§ Task objective: Rewrite as a JSON list of strings, one per line and skipping blank lines, the entries starting at the line containing "collapse-triangle-icon[interactable] xyxy=(195,453,205,459)" and ending after the line containing "edit-link[interactable]: Edit xyxy=(749,447,778,465)".

§ Records shown:
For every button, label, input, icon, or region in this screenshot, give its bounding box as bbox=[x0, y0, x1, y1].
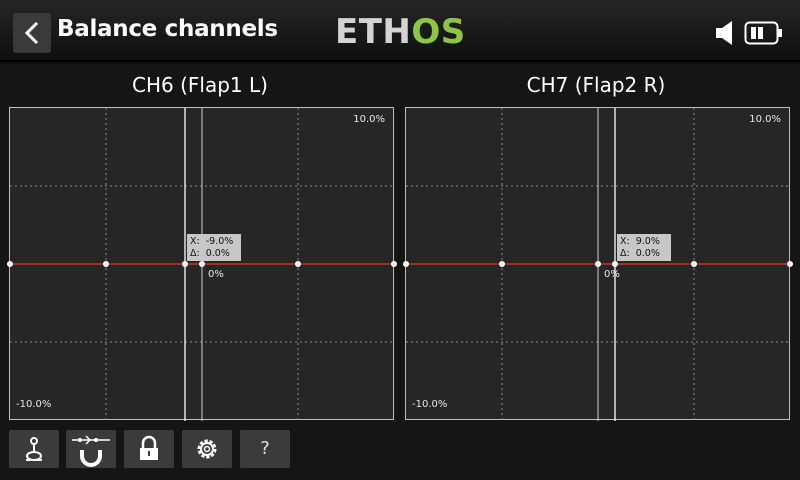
info-delta-value: Δ: 0.0% bbox=[620, 248, 660, 259]
chevron-left-icon bbox=[24, 21, 39, 45]
info-x-value: X: -9.0% bbox=[190, 236, 234, 247]
center-label: 0% bbox=[604, 269, 620, 280]
info-x-value: X: 9.0% bbox=[620, 236, 660, 247]
curve-graph-left[interactable]: 10.0% -10.0% 0% X: -9.0% Δ: 0.0% bbox=[7, 107, 397, 421]
y-min-label: -10.0% bbox=[16, 399, 52, 410]
y-min-label: -10.0% bbox=[412, 399, 448, 410]
logo-text-1: ETH bbox=[335, 12, 412, 52]
top-bar: Balance channels ETHOS bbox=[0, 0, 800, 64]
info-delta-value: Δ: 0.0% bbox=[190, 248, 230, 259]
battery-icon[interactable] bbox=[744, 20, 784, 46]
point-info-box: X: -9.0% Δ: 0.0% bbox=[187, 234, 241, 261]
help-button[interactable]: ? bbox=[240, 430, 290, 468]
lock-button[interactable] bbox=[124, 430, 174, 468]
header-separator bbox=[0, 60, 800, 62]
y-max-label: 10.0% bbox=[353, 114, 385, 125]
gear-icon bbox=[197, 439, 217, 459]
curve-graph-canvas bbox=[7, 108, 397, 421]
logo-text-2: OS bbox=[411, 12, 466, 52]
y-max-label: 10.0% bbox=[749, 114, 781, 125]
stick-icon bbox=[26, 437, 42, 461]
page-title: Balance channels bbox=[57, 16, 278, 42]
back-button[interactable] bbox=[13, 13, 51, 53]
channel-title-right: CH7 (Flap2 R) bbox=[526, 73, 666, 97]
channel-title-left: CH6 (Flap1 L) bbox=[132, 73, 268, 97]
ethos-logo: ETHOS bbox=[335, 12, 466, 52]
help-icon: ? bbox=[260, 438, 270, 459]
curve-graph-right[interactable]: 10.0% -10.0% 0% X: 9.0% Δ: 0.0% bbox=[403, 107, 793, 421]
settings-button[interactable] bbox=[182, 430, 232, 468]
magnet-button[interactable] bbox=[66, 430, 116, 468]
stick-button[interactable] bbox=[9, 430, 59, 468]
center-label: 0% bbox=[208, 269, 224, 280]
magnet-icon bbox=[72, 435, 110, 467]
point-info-box: X: 9.0% Δ: 0.0% bbox=[617, 234, 671, 261]
speaker-icon[interactable] bbox=[714, 20, 738, 46]
curve-graph-canvas bbox=[403, 108, 793, 421]
lock-icon bbox=[140, 435, 158, 460]
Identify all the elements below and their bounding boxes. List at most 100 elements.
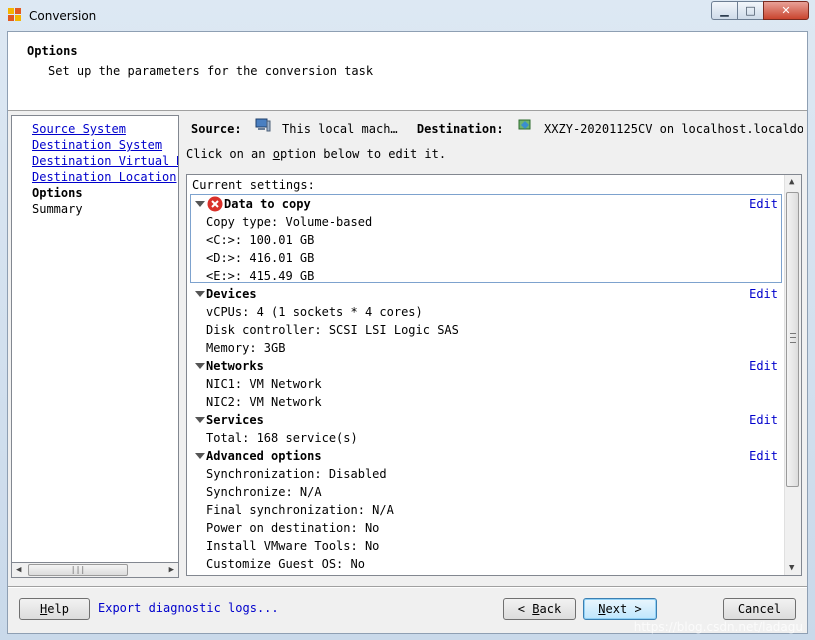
collapse-triangle-icon[interactable] xyxy=(195,453,205,459)
close-button[interactable]: ✕ xyxy=(763,1,809,20)
setting-row: Total: 168 service(s) xyxy=(206,431,358,445)
sidebar-item[interactable]: Destination System xyxy=(32,137,178,153)
section-header[interactable]: Data to copy Edit xyxy=(187,195,787,213)
caption-buttons: ▁ □ ✕ xyxy=(711,1,809,21)
help-button[interactable]: Help xyxy=(19,598,90,620)
page-header: Options Set up the parameters for the co… xyxy=(8,32,807,111)
instruction-accel: o xyxy=(272,147,280,161)
scroll-down-icon[interactable]: ▼ xyxy=(789,563,794,573)
settings-section: Data to copy Edit Copy type: Volume-based <… xyxy=(187,195,787,285)
edit-link[interactable]: Edit xyxy=(749,447,778,465)
next-accel: N xyxy=(598,602,606,616)
help-label: elp xyxy=(47,602,69,616)
export-diagnostic-logs-link[interactable]: Export diagnostic logs... xyxy=(98,601,279,615)
section-header[interactable]: Devices Edit xyxy=(187,285,787,303)
maximize-icon: □ xyxy=(745,4,756,17)
setting-row: Synchronization: Disabled xyxy=(206,467,387,481)
collapse-triangle-icon[interactable] xyxy=(195,291,205,297)
minimize-icon: ▁ xyxy=(720,4,729,17)
wizard-steps-panel: Source System Destination System Destinati… xyxy=(11,115,179,578)
wizard-steps-list: Source System Destination System Destinati… xyxy=(32,121,178,217)
settings-vertical-scrollbar[interactable]: ▲ ▼ xyxy=(784,175,801,575)
setting-row: Synchronize: N/A xyxy=(206,485,322,499)
setting-row: <D:>: 416.01 GB xyxy=(206,251,315,265)
section-title: Data to copy xyxy=(224,197,311,211)
vm-destination-icon xyxy=(518,119,531,130)
setting-row: vCPUs: 4 (1 sockets * 4 cores) xyxy=(206,305,423,319)
settings-section: Advanced options Edit Synchronization: Dis… xyxy=(187,447,787,573)
source-destination-bar: Source: This local mach… Destination: XX… xyxy=(191,118,803,136)
page-title: Options xyxy=(27,44,78,58)
setting-row: Copy type: Volume-based xyxy=(206,215,373,229)
edit-link[interactable]: Edit xyxy=(749,195,778,213)
page-subtitle: Set up the parameters for the conversion… xyxy=(48,64,374,78)
dialog-client: Options Set up the parameters for the co… xyxy=(7,31,808,634)
setting-row: Disk controller: SCSI LSI Logic SAS xyxy=(206,323,459,337)
source-label: Source: xyxy=(191,121,242,136)
cancel-button[interactable]: Cancel xyxy=(723,598,796,620)
edit-link[interactable]: Edit xyxy=(749,411,778,429)
grip-icon xyxy=(790,333,796,343)
setting-row: NIC1: VM Network xyxy=(206,377,322,391)
scroll-thumb[interactable]: ||| xyxy=(28,564,128,576)
setting-row: Final synchronization: N/A xyxy=(206,503,394,517)
section-header[interactable]: Advanced options Edit xyxy=(187,447,787,465)
conversion-window: Conversion ▁ □ ✕ Options Set up the para… xyxy=(0,0,815,640)
edit-instruction: Click on an option below to edit it. xyxy=(186,147,446,161)
edit-link[interactable]: Edit xyxy=(749,285,778,303)
sidebar-item[interactable]: Destination Location xyxy=(32,169,178,185)
collapse-triangle-icon[interactable] xyxy=(195,417,205,423)
scroll-up-icon[interactable]: ▲ xyxy=(789,177,794,187)
instruction-suffix: ption below to edit it. xyxy=(279,147,447,161)
edit-link[interactable]: Edit xyxy=(749,357,778,375)
scroll-left-icon[interactable]: ◀ xyxy=(16,565,21,575)
title-bar: Conversion ▁ □ ✕ xyxy=(0,0,815,32)
sidebar-item[interactable]: Source System xyxy=(32,121,178,137)
section-title: Services xyxy=(206,413,264,427)
section-header[interactable]: Networks Edit xyxy=(187,357,787,375)
setting-row: <C:>: 100.01 GB xyxy=(206,233,315,247)
scroll-right-icon[interactable]: ▶ xyxy=(169,565,174,575)
section-title: Advanced options xyxy=(206,449,322,463)
setting-row: Customize Guest OS: No xyxy=(206,557,365,571)
next-arrow-icon: > xyxy=(634,602,642,616)
computer-icon xyxy=(255,118,271,132)
sidebar-item: Summary xyxy=(32,202,83,216)
instruction-prefix: Click on an xyxy=(186,147,273,161)
minimize-button[interactable]: ▁ xyxy=(711,1,737,20)
sidebar-item: Options xyxy=(32,186,83,200)
vmware-converter-icon xyxy=(8,8,21,21)
back-button[interactable]: < Back xyxy=(503,598,576,620)
error-icon xyxy=(207,196,223,212)
back-label: ack xyxy=(539,602,562,616)
source-value: This local mach… xyxy=(282,121,398,136)
scroll-thumb[interactable] xyxy=(786,192,799,487)
destination-label: Destination: xyxy=(416,121,504,136)
section-title: Networks xyxy=(206,359,264,373)
settings-panel: Current settings: Data to copy Edit Copy t… xyxy=(186,174,802,576)
setting-row: NIC2: VM Network xyxy=(206,395,322,409)
next-button[interactable]: Next > xyxy=(583,598,657,620)
collapse-triangle-icon[interactable] xyxy=(195,201,205,207)
maximize-button[interactable]: □ xyxy=(737,1,763,20)
settings-section: Services Edit Total: 168 service(s) xyxy=(187,411,787,447)
back-arrow-icon: < xyxy=(517,602,526,616)
destination-value: XXZY-20201125CV on localhost.localdo… xyxy=(544,121,803,136)
footer-separator xyxy=(8,586,807,588)
current-settings-label: Current settings: xyxy=(192,178,315,192)
settings-section: Devices Edit vCPUs: 4 (1 sockets * 4 cores… xyxy=(187,285,787,357)
setting-row: <E:>: 415.49 GB xyxy=(206,269,315,283)
sidebar-item[interactable]: Destination Virtual Machine xyxy=(32,153,178,169)
close-icon: ✕ xyxy=(781,4,791,17)
settings-section: Networks Edit NIC1: VM Network NIC2: VM Net… xyxy=(187,357,787,411)
collapse-triangle-icon[interactable] xyxy=(195,363,205,369)
watermark: https://blog.csdn.net/ladagu xyxy=(633,620,803,634)
back-accel: B xyxy=(532,602,540,616)
setting-row: Memory: 3GB xyxy=(206,341,286,355)
setting-row: Install VMware Tools: No xyxy=(206,539,380,553)
steps-horizontal-scrollbar[interactable]: ◀ ||| ▶ xyxy=(11,562,179,578)
setting-row: Power on destination: No xyxy=(206,521,380,535)
next-label: ext xyxy=(605,602,628,616)
window-title: Conversion xyxy=(29,9,97,23)
section-header[interactable]: Services Edit xyxy=(187,411,787,429)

§ Solution for this exercise:
[
  "collapse-triangle-icon[interactable] xyxy=(195,453,205,459)",
  "close-button[interactable]: ✕ xyxy=(763,1,809,20)",
  "setting-row: Total: 168 service(s) xyxy=(206,431,358,445)",
  "sidebar-item[interactable]: Destination System xyxy=(32,137,178,153)",
  "section-header[interactable]: Data to copy Edit xyxy=(187,195,787,213)",
  "caption-buttons: ▁ □ ✕ xyxy=(711,1,809,21)",
  "help-button[interactable]: Help xyxy=(19,598,90,620)",
  "page-header: Options Set up the parameters for the co… xyxy=(8,32,807,111)",
  "instruction-accel: o xyxy=(272,147,280,161)",
  "scroll-down-icon[interactable]: ▼ xyxy=(789,563,794,573)",
  "settings-section: Data to copy Edit Copy type: Volume-based <… xyxy=(187,195,787,285)",
  "edit-link[interactable]: Edit xyxy=(749,447,778,465)"
]